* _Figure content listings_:

-=-=-

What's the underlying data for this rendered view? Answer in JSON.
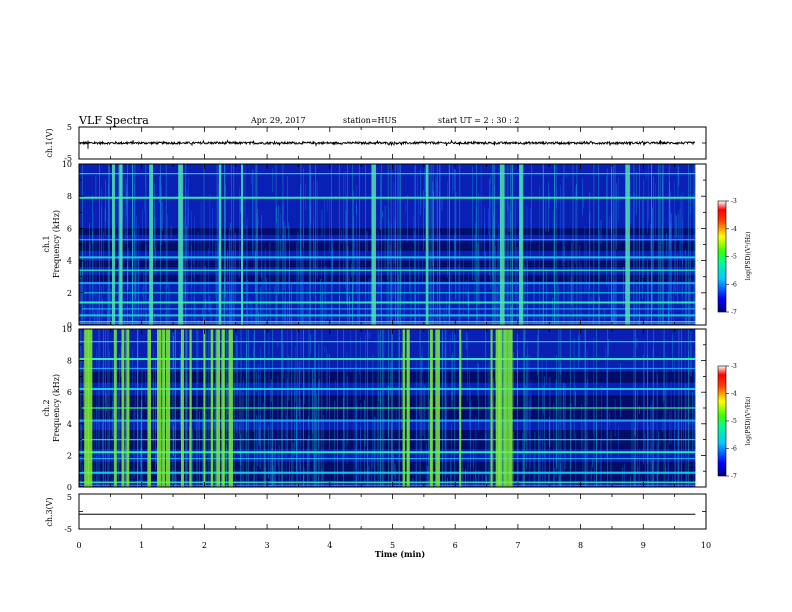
{
  "header": {
    "title": "VLF Spectra",
    "date": "Apr. 29, 2017",
    "station": "station=HUS",
    "start": "start  UT =   2  : 30 : 2"
  },
  "chart_data": [
    {
      "type": "line",
      "ylabel": "ch.1(V)",
      "ylim": [
        -5,
        5
      ],
      "ytick_labels": [
        "5",
        "-5"
      ],
      "description_values": {
        "level_V": 0,
        "noise_amplitude_V": 0.35
      },
      "xlim": [
        0,
        10
      ]
    },
    {
      "type": "heatmap",
      "ylabel": "ch.1",
      "ylabel2": "Frequency (kHz)",
      "ylim": [
        0,
        10
      ],
      "ytick_labels": [
        "0",
        "2",
        "4",
        "6",
        "8",
        "10"
      ],
      "xlim": [
        0,
        10
      ],
      "data_extent_x": [
        0,
        9.83
      ],
      "colorbar": {
        "label": "log(PSD)(V²/Hz)",
        "range": [
          -7,
          -3
        ],
        "tick_labels": [
          "-3",
          "-4",
          "-5",
          "-6",
          "-7"
        ]
      },
      "bands_kHz": [
        0.2,
        0.6,
        1.0,
        1.4,
        2.0,
        2.6,
        3.4,
        4.2,
        5.3,
        7.9,
        9.4
      ],
      "bursts_min": [
        0.55,
        0.67,
        1.15,
        1.62,
        2.25,
        2.6,
        4.7,
        5.55,
        6.75,
        7.05,
        8.75
      ]
    },
    {
      "type": "heatmap",
      "ylabel": "ch.2",
      "ylabel2": "Frequency (kHz)",
      "ylim": [
        0,
        10
      ],
      "ytick_labels": [
        "0",
        "2",
        "4",
        "6",
        "8",
        "10"
      ],
      "xlim": [
        0,
        10
      ],
      "data_extent_x": [
        0,
        9.83
      ],
      "colorbar": {
        "label": "log(PSD)(V²/Hz)",
        "range": [
          -7,
          -3
        ],
        "tick_labels": [
          "-3",
          "-4",
          "-5",
          "-6",
          "-7"
        ]
      },
      "bands_kHz": [
        0.3,
        0.9,
        1.8,
        2.2,
        3.0,
        4.2,
        5.0,
        6.2,
        7.5,
        8.1,
        9.2
      ],
      "bursts_min": [
        0.12,
        0.18,
        0.58,
        0.7,
        0.78,
        1.12,
        1.28,
        1.35,
        1.42,
        1.65,
        1.78,
        2.0,
        2.12,
        2.22,
        2.3,
        2.42,
        5.18,
        5.25,
        5.62,
        5.72,
        6.08,
        6.58,
        6.68,
        6.72,
        6.8,
        6.88
      ]
    },
    {
      "type": "line",
      "ylabel": "ch.3(V)",
      "ylim": [
        -5,
        5
      ],
      "ytick_labels": [
        "5",
        "-5"
      ],
      "description_values": {
        "level_V": -0.8
      },
      "xlim": [
        0,
        10
      ],
      "xlabel": "Time  (min)",
      "xtick_labels": [
        "0",
        "1",
        "2",
        "3",
        "4",
        "5",
        "6",
        "7",
        "8",
        "9",
        "10"
      ]
    }
  ]
}
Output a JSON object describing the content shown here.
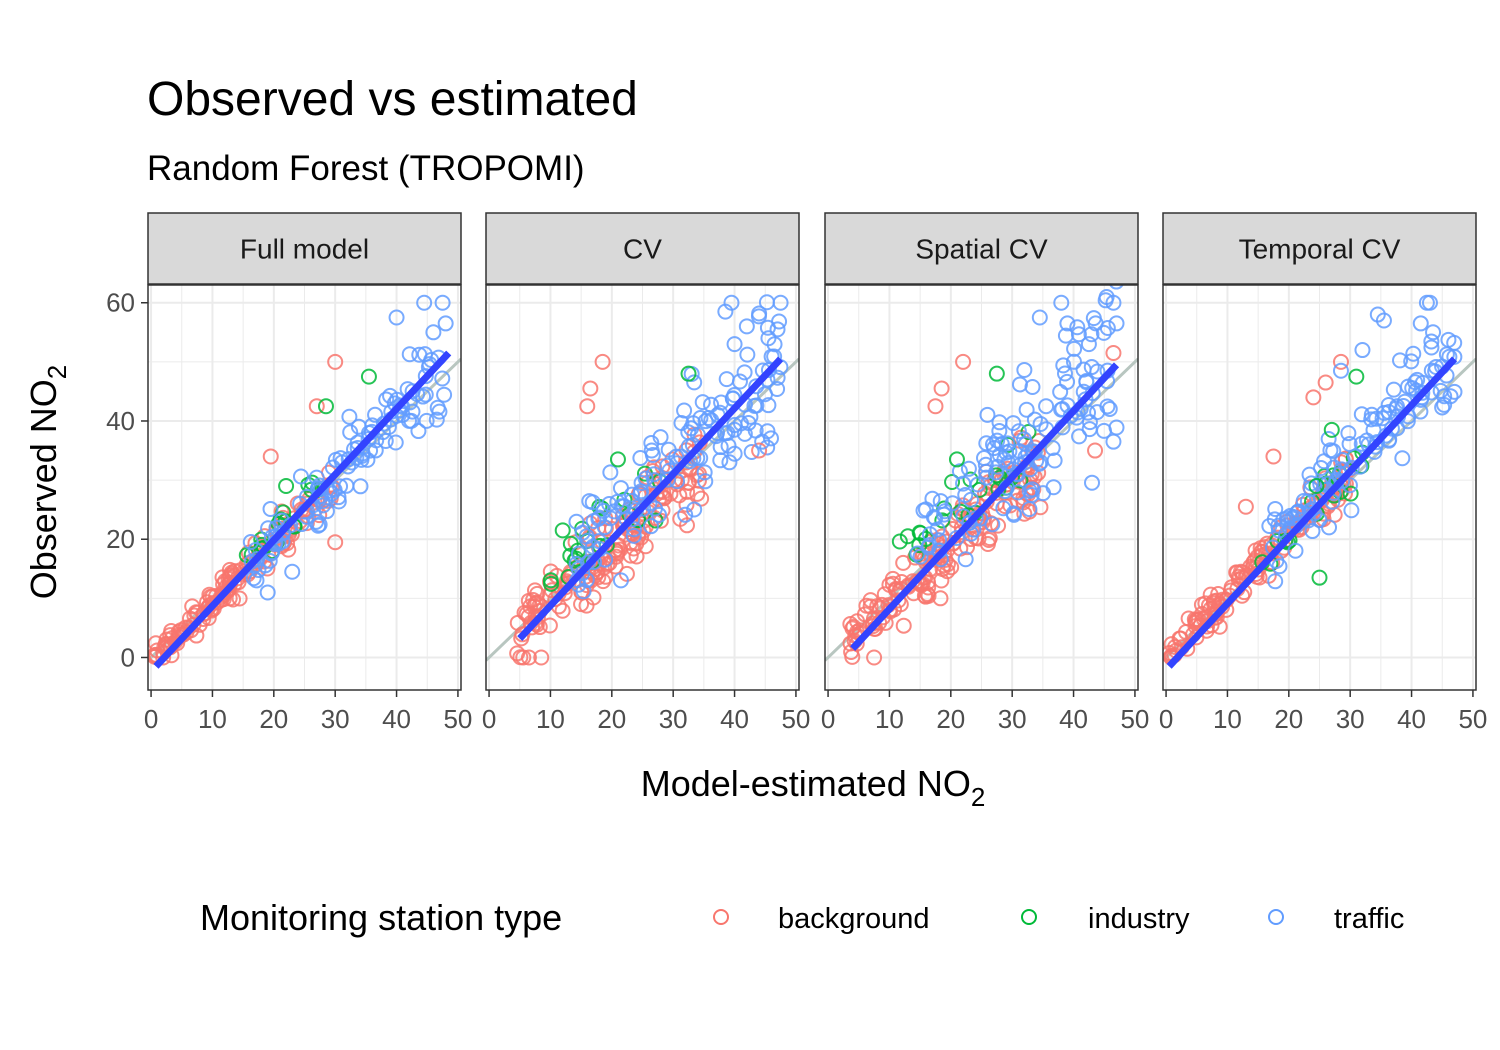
{
  "chart_data": {
    "type": "scatter",
    "title": "Observed vs estimated",
    "subtitle": "Random Forest (TROPOMI)",
    "xlabel_main": "Model-estimated NO",
    "xlabel_sub": "2",
    "ylabel_main": "Observed NO",
    "ylabel_sub": "2",
    "xlim": [
      -0.5,
      50.5
    ],
    "ylim": [
      -5.5,
      63
    ],
    "x_ticks": [
      0,
      10,
      20,
      30,
      40,
      50
    ],
    "x_tick_labels": [
      "0",
      "10",
      "20",
      "30",
      "40",
      "50"
    ],
    "y_ticks": [
      0,
      20,
      40,
      60
    ],
    "y_tick_labels": [
      "0",
      "20",
      "40",
      "60"
    ],
    "grid": true,
    "reference_line": {
      "slope": 1,
      "intercept": 0,
      "color": "#b8c6c0"
    },
    "legend": {
      "title": "Monitoring station type",
      "position": "bottom",
      "entries": [
        {
          "label": "background",
          "color": "#f8766d"
        },
        {
          "label": "industry",
          "color": "#00ba38"
        },
        {
          "label": "traffic",
          "color": "#619cff"
        }
      ]
    },
    "panels": [
      {
        "strip": "Full model",
        "fit_line": {
          "x": [
            0.8,
            48.5
          ],
          "y": [
            -1.5,
            51.5
          ],
          "color": "#3344ff"
        },
        "clusters": [
          {
            "series": "background",
            "x": [
              0.5,
              30
            ],
            "slope": 1.0,
            "intercept": -0.5,
            "spread": 2.2,
            "count": 150,
            "seed": 11
          },
          {
            "series": "industry",
            "x": [
              15,
              35
            ],
            "slope": 1.0,
            "intercept": 1.5,
            "spread": 2.5,
            "count": 18,
            "seed": 12
          },
          {
            "series": "traffic",
            "x": [
              16,
              48
            ],
            "slope": 1.02,
            "intercept": 0,
            "spread": 3.2,
            "count": 120,
            "seed": 13
          }
        ],
        "outliers": [
          {
            "series": "background",
            "points": [
              [
                30,
                19.5
              ],
              [
                24.5,
                25
              ],
              [
                19.5,
                34
              ],
              [
                27,
                42.5
              ],
              [
                30,
                50
              ]
            ]
          },
          {
            "series": "industry",
            "points": [
              [
                35.5,
                47.5
              ],
              [
                28.5,
                42.5
              ],
              [
                22,
                29
              ]
            ]
          },
          {
            "series": "traffic",
            "points": [
              [
                44.5,
                60
              ],
              [
                47.5,
                60
              ],
              [
                40,
                57.5
              ],
              [
                48,
                56.5
              ],
              [
                46,
                55
              ],
              [
                23,
                14.5
              ],
              [
                19,
                11
              ]
            ]
          }
        ]
      },
      {
        "strip": "CV",
        "fit_line": {
          "x": [
            5,
            47.5
          ],
          "y": [
            3.2,
            50.5
          ],
          "color": "#3344ff"
        },
        "clusters": [
          {
            "series": "background",
            "x": [
              4.5,
              35
            ],
            "slope": 0.95,
            "intercept": 0,
            "spread": 4.5,
            "count": 170,
            "seed": 21
          },
          {
            "series": "industry",
            "x": [
              10,
              33
            ],
            "slope": 1.0,
            "intercept": 4,
            "spread": 4.0,
            "count": 22,
            "seed": 22
          },
          {
            "series": "traffic",
            "x": [
              14,
              47.5
            ],
            "slope": 1.0,
            "intercept": 3,
            "spread": 6.0,
            "count": 140,
            "seed": 23
          }
        ],
        "outliers": [
          {
            "series": "background",
            "points": [
              [
                18.5,
                50
              ],
              [
                16.5,
                45.5
              ],
              [
                16,
                42.5
              ],
              [
                44,
                35
              ],
              [
                6.5,
                0
              ],
              [
                8.5,
                0
              ]
            ]
          },
          {
            "series": "industry",
            "points": [
              [
                32.5,
                48
              ],
              [
                21,
                33.5
              ],
              [
                12,
                21.5
              ]
            ]
          },
          {
            "series": "traffic",
            "points": [
              [
                39.5,
                60
              ],
              [
                47.5,
                60
              ],
              [
                38.5,
                58.5
              ],
              [
                42,
                56
              ],
              [
                47,
                55.5
              ],
              [
                44.5,
                36.5
              ],
              [
                40,
                53
              ]
            ]
          }
        ]
      },
      {
        "strip": "Spatial CV",
        "fit_line": {
          "x": [
            4,
            47
          ],
          "y": [
            1.5,
            49.5
          ],
          "color": "#3344ff"
        },
        "clusters": [
          {
            "series": "background",
            "x": [
              3.5,
              35
            ],
            "slope": 0.95,
            "intercept": 0,
            "spread": 4.5,
            "count": 170,
            "seed": 31
          },
          {
            "series": "industry",
            "x": [
              10,
              33
            ],
            "slope": 1.0,
            "intercept": 4,
            "spread": 4.0,
            "count": 22,
            "seed": 32
          },
          {
            "series": "traffic",
            "x": [
              14,
              47
            ],
            "slope": 1.0,
            "intercept": 3,
            "spread": 6.0,
            "count": 140,
            "seed": 33
          }
        ],
        "outliers": [
          {
            "series": "background",
            "points": [
              [
                22,
                50
              ],
              [
                18.5,
                45.5
              ],
              [
                17.5,
                42.5
              ],
              [
                43.5,
                35
              ],
              [
                46.5,
                51.5
              ],
              [
                7.5,
                0
              ]
            ]
          },
          {
            "series": "industry",
            "points": [
              [
                27.5,
                48
              ],
              [
                21,
                33.5
              ],
              [
                13,
                20.5
              ]
            ]
          },
          {
            "series": "traffic",
            "points": [
              [
                38,
                60
              ],
              [
                46.5,
                60
              ],
              [
                34.5,
                57.5
              ],
              [
                39,
                56.5
              ],
              [
                47,
                56.5
              ],
              [
                46.5,
                36.5
              ],
              [
                42.5,
                53
              ]
            ]
          }
        ]
      },
      {
        "strip": "Temporal CV",
        "fit_line": {
          "x": [
            0.5,
            47
          ],
          "y": [
            -1.5,
            50.5
          ],
          "color": "#3344ff"
        },
        "clusters": [
          {
            "series": "background",
            "x": [
              0.5,
              30
            ],
            "slope": 1.05,
            "intercept": 0,
            "spread": 2.6,
            "count": 150,
            "seed": 41
          },
          {
            "series": "industry",
            "x": [
              15,
              33
            ],
            "slope": 1.05,
            "intercept": 1,
            "spread": 3.5,
            "count": 18,
            "seed": 42
          },
          {
            "series": "traffic",
            "x": [
              16,
              47
            ],
            "slope": 1.05,
            "intercept": 1,
            "spread": 4.0,
            "count": 120,
            "seed": 43
          }
        ],
        "outliers": [
          {
            "series": "background",
            "points": [
              [
                28.5,
                50
              ],
              [
                26,
                46.5
              ],
              [
                24,
                44
              ],
              [
                17.5,
                34
              ],
              [
                13,
                25.5
              ]
            ]
          },
          {
            "series": "industry",
            "points": [
              [
                31,
                47.5
              ],
              [
                27,
                38.5
              ],
              [
                24.5,
                29
              ],
              [
                25,
                13.5
              ]
            ]
          },
          {
            "series": "traffic",
            "points": [
              [
                42.5,
                60
              ],
              [
                43,
                60
              ],
              [
                34.5,
                58
              ],
              [
                35.5,
                57
              ],
              [
                41.5,
                56.5
              ],
              [
                43.5,
                55
              ],
              [
                32,
                52
              ],
              [
                28.5,
                48.5
              ]
            ]
          }
        ]
      }
    ]
  }
}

-=-=-

* _Exercise goal_: Lines holding the word "station" in the entries above are the ones to pull out. Copy them all.

* _Solved problem_:
    "station": "station=HUS",
      "title": "Monitoring station type",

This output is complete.